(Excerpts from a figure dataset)

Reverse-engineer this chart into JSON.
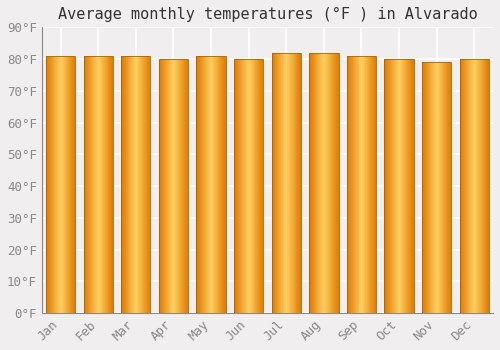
{
  "title": "Average monthly temperatures (°F ) in Alvarado",
  "months": [
    "Jan",
    "Feb",
    "Mar",
    "Apr",
    "May",
    "Jun",
    "Jul",
    "Aug",
    "Sep",
    "Oct",
    "Nov",
    "Dec"
  ],
  "temperatures": [
    81,
    81,
    81,
    80,
    81,
    80,
    82,
    82,
    81,
    80,
    79,
    80
  ],
  "ylim": [
    0,
    90
  ],
  "yticks": [
    0,
    10,
    20,
    30,
    40,
    50,
    60,
    70,
    80,
    90
  ],
  "bar_color_left": "#E07800",
  "bar_color_center": "#FFD060",
  "bar_color_right": "#E07800",
  "bar_edge_color": "#AA6600",
  "background_color": "#f0eeee",
  "plot_bg_color": "#f0eeee",
  "grid_color": "#ffffff",
  "title_fontsize": 11,
  "tick_fontsize": 9,
  "tick_color": "#888888"
}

→ **WHAT IS EXPECTED**
Print the entries above exactly, taking out only the pictures.

→ **FINAL RESULT**
Reverse-engineer this chart into JSON.
{
  "title": "Average monthly temperatures (°F ) in Alvarado",
  "months": [
    "Jan",
    "Feb",
    "Mar",
    "Apr",
    "May",
    "Jun",
    "Jul",
    "Aug",
    "Sep",
    "Oct",
    "Nov",
    "Dec"
  ],
  "temperatures": [
    81,
    81,
    81,
    80,
    81,
    80,
    82,
    82,
    81,
    80,
    79,
    80
  ],
  "ylim": [
    0,
    90
  ],
  "yticks": [
    0,
    10,
    20,
    30,
    40,
    50,
    60,
    70,
    80,
    90
  ],
  "bar_color_left": "#E07800",
  "bar_color_center": "#FFD060",
  "bar_color_right": "#E07800",
  "bar_edge_color": "#AA6600",
  "background_color": "#f0eeee",
  "plot_bg_color": "#f0eeee",
  "grid_color": "#ffffff",
  "title_fontsize": 11,
  "tick_fontsize": 9,
  "tick_color": "#888888"
}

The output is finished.